--- Begin Record list ---

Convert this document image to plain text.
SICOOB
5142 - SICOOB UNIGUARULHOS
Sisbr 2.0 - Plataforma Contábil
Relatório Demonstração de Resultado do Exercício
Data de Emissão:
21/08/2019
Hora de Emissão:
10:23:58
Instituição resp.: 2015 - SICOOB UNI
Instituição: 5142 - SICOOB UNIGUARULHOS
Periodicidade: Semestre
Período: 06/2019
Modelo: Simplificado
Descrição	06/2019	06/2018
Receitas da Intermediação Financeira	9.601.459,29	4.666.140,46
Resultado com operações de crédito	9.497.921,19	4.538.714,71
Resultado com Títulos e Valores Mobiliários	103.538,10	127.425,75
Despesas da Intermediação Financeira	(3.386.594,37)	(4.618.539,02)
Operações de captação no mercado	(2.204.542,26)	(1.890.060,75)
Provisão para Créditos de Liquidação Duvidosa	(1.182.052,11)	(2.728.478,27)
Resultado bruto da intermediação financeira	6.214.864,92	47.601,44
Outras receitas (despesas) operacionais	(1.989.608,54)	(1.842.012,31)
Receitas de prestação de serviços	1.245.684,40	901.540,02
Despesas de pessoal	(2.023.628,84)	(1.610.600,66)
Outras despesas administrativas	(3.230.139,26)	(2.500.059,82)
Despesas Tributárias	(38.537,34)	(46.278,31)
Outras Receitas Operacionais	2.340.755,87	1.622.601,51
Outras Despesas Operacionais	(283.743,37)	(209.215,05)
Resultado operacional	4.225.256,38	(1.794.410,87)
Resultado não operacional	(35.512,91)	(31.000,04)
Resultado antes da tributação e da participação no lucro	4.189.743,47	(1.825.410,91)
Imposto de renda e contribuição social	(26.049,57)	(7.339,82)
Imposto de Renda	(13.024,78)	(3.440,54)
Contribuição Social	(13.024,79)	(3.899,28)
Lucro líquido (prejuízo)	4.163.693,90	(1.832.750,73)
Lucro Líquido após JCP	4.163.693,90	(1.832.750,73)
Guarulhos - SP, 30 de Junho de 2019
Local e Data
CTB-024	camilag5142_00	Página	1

--- End Record list ---

Instruction: Repeat the records above exactly, from the first line to the last.

Correct response:
Convert this document image to plain text.
SICOOB
5142 - SICOOB UNIGUARULHOS
Sisbr 2.0 - Plataforma Contábil
Relatório Demonstração de Resultado do Exercício
Data de Emissão:
21/08/2019
Hora de Emissão:
10:23:58
Instituição resp.: 2015 - SICOOB UNI
Instituição: 5142 - SICOOB UNIGUARULHOS
Periodicidade: Semestre
Período: 06/2019
Modelo: Simplificado
Descrição	06/2019	06/2018
Receitas da Intermediação Financeira	9.601.459,29	4.666.140,46
Resultado com operações de crédito	9.497.921,19	4.538.714,71
Resultado com Títulos e Valores Mobiliários	103.538,10	127.425,75
Despesas da Intermediação Financeira	(3.386.594,37)	(4.618.539,02)
Operações de captação no mercado	(2.204.542,26)	(1.890.060,75)
Provisão para Créditos de Liquidação Duvidosa	(1.182.052,11)	(2.728.478,27)
Resultado bruto da intermediação financeira	6.214.864,92	47.601,44
Outras receitas (despesas) operacionais	(1.989.608,54)	(1.842.012,31)
Receitas de prestação de serviços	1.245.684,40	901.540,02
Despesas de pessoal	(2.023.628,84)	(1.610.600,66)
Outras despesas administrativas	(3.230.139,26)	(2.500.059,82)
Despesas Tributárias	(38.537,34)	(46.278,31)
Outras Receitas Operacionais	2.340.755,87	1.622.601,51
Outras Despesas Operacionais	(283.743,37)	(209.215,05)
Resultado operacional	4.225.256,38	(1.794.410,87)
Resultado não operacional	(35.512,91)	(31.000,04)
Resultado antes da tributação e da participação no lucro	4.189.743,47	(1.825.410,91)
Imposto de renda e contribuição social	(26.049,57)	(7.339,82)
Imposto de Renda	(13.024,78)	(3.440,54)
Contribuição Social	(13.024,79)	(3.899,28)
Lucro líquido (prejuízo)	4.163.693,90	(1.832.750,73)
Lucro Líquido após JCP	4.163.693,90	(1.832.750,73)
Guarulhos - SP, 30 de Junho de 2019
Local e Data
CTB-024	camilag5142_00	Página	1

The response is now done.